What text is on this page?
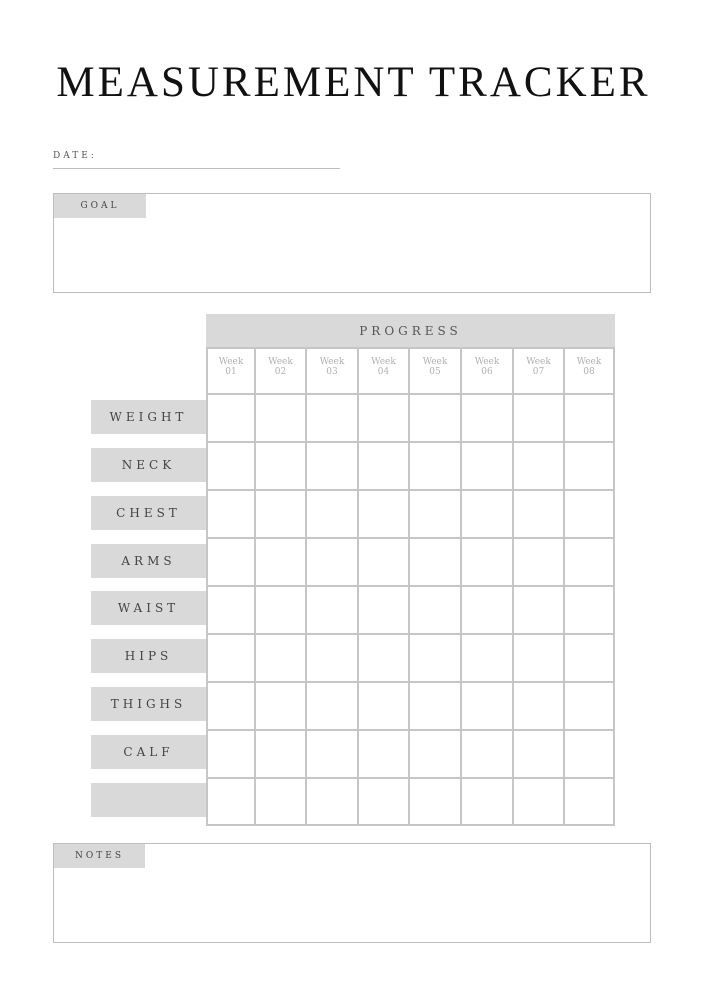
MEASUREMENT TRACKER
DATE:
GOAL
PROGRESS
Week
01
Week
02
Week
03
Week
04
Week
05
Week
06
Week
07
Week
08
NOTES
WEIGHT
NECK
CHEST
ARMS
WAIST
HIPS
THIGHS
CALF
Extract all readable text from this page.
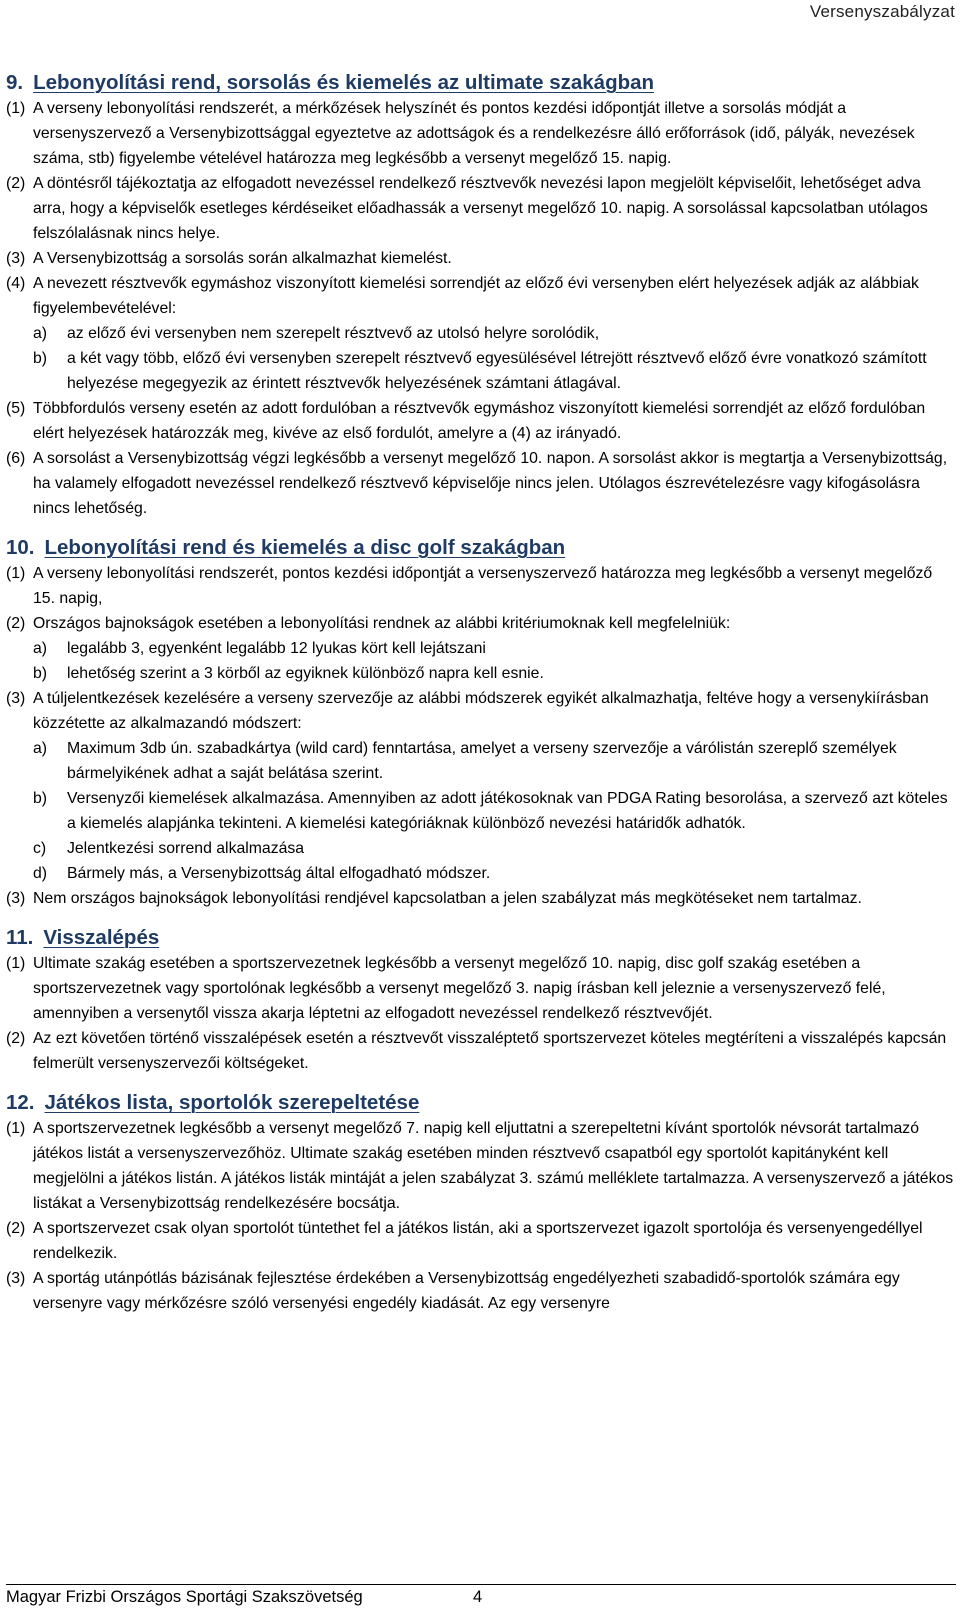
Versenyszabályzat
9. Lebonyolítási rend, sorsolás és kiemelés az ultimate szakágban

(1) A verseny lebonyolítási rendszerét, a mérkőzések helyszínét és pontos kezdési időpontját illetve a sorsolás módját a versenyszervező a Versenybizottsággal egyeztetve az adottságok és a rendelkezésre álló erőforrások (idő, pályák, nevezések száma, stb) figyelembe vételével határozza meg legkésőbb a versenyt megelőző 15. napig.

(2) A döntésről tájékoztatja az elfogadott nevezéssel rendelkező résztvevők nevezési lapon megjelölt képviselőit, lehetőséget adva arra, hogy a képviselők esetleges kérdéseiket előadhassák a versenyt megelőző 10. napig. A sorsolással kapcsolatban utólagos felszólalásnak nincs helye.

(3) A Versenybizottság a sorsolás során alkalmazhat kiemelést.

(4) A nevezett résztvevők egymáshoz viszonyított kiemelési sorrendjét az előző évi versenyben elért helyezések adják az alábbiak figyelembevételével:

a) az előző évi versenyben nem szerepelt résztvevő az utolsó helyre sorolódik,

b) a két vagy több, előző évi versenyben szerepelt résztvevő egyesülésével létrejött résztvevő előző évre vonatkozó számított helyezése megegyezik az érintett résztvevők helyezésének számtani átlagával.

(5) Többfordulós verseny esetén az adott fordulóban a résztvevők egymáshoz viszonyított kiemelési sorrendjét az előző fordulóban elért helyezések határozzák meg, kivéve az első fordulót, amelyre a (4) az irányadó.

(6) A sorsolást a Versenybizottság végzi legkésőbb a versenyt megelőző 10. napon. A sorsolást akkor is megtartja a Versenybizottság, ha valamely elfogadott nevezéssel rendelkező résztvevő képviselője nincs jelen. Utólagos észrevételezésre vagy kifogásolásra nincs lehetőség.

10. Lebonyolítási rend és kiemelés a disc golf szakágban

(1) A verseny lebonyolítási rendszerét, pontos kezdési időpontját a versenyszervező határozza meg legkésőbb a versenyt megelőző 15. napig,

(2) Országos bajnokságok esetében a lebonyolítási rendnek az alábbi kritériumoknak kell megfelelniük:

a) legalább 3, egyenként legalább 12 lyukas kört kell lejátszani

b) lehetőség szerint a 3 körből az egyiknek különböző napra kell esnie.

(3) A túljelentkezések kezelésére a verseny szervezője az alábbi módszerek egyikét alkalmazhatja, feltéve hogy a versenykiírásban közzétette az alkalmazandó módszert:

a) Maximum 3db ún. szabadkártya (wild card) fenntartása, amelyet a verseny szervezője a várólistán szereplő személyek bármelyikének adhat a saját belátása szerint.

b) Versenyzői kiemelések alkalmazása. Amennyiben az adott játékosoknak van PDGA Rating besorolása, a szervező azt köteles a kiemelés alapjánka tekinteni. A kiemelési kategóriáknak különböző nevezési határidők adhatók.

c) Jelentkezési sorrend alkalmazása

d) Bármely más, a Versenybizottság által elfogadható módszer.

(3) Nem országos bajnokságok lebonyolítási rendjével kapcsolatban a jelen szabályzat más megkötéseket nem tartalmaz.

11. Visszalépés

(1) Ultimate szakág esetében a sportszervezetnek legkésőbb a versenyt megelőző 10. napig, disc golf szakág esetében a sportszervezetnek vagy sportolónak legkésőbb a versenyt megelőző 3. napig írásban kell jeleznie a versenyszervező felé, amennyiben a versenytől vissza akarja léptetni az elfogadott nevezéssel rendelkező résztvevőjét.

(2) Az ezt követően történő visszalépések esetén a résztvevőt visszaléptető sportszervezet köteles megtéríteni a visszalépés kapcsán felmerült versenyszervezői költségeket.

12. Játékos lista, sportolók szerepeltetése

(1) A sportszervezetnek legkésőbb a versenyt megelőző 7. napig kell eljuttatni a szerepeltetni kívánt sportolók névsorát tartalmazó játékos listát a versenyszervezőhöz. Ultimate szakág esetében minden résztvevő csapatból egy sportolót kapitányként kell megjelölni a játékos listán. A játékos listák mintáját a jelen szabályzat 3. számú melléklete tartalmazza. A versenyszervező a játékos listákat a Versenybizottság rendelkezésére bocsátja.

(2) A sportszervezet csak olyan sportolót tüntethet fel a játékos listán, aki a sportszervezet igazolt sportolója és versenyengedéllyel rendelkezik.

(3) A sportág utánpótlás bázisának fejlesztése érdekében a Versenybizottság engedélyezheti szabadidő-sportolók számára egy versenyre vagy mérkőzésre szóló versenyési engedély kiadását. Az egy versenyre

Magyar Frizbi Országos Sportági Szakszövetség	4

• [WORK INSTRUCTIONS]
Determine the number of lines in the listing that contain the string "kezdési". Write that number and nothing else.

• [ANSWER FOR THE TASK]
2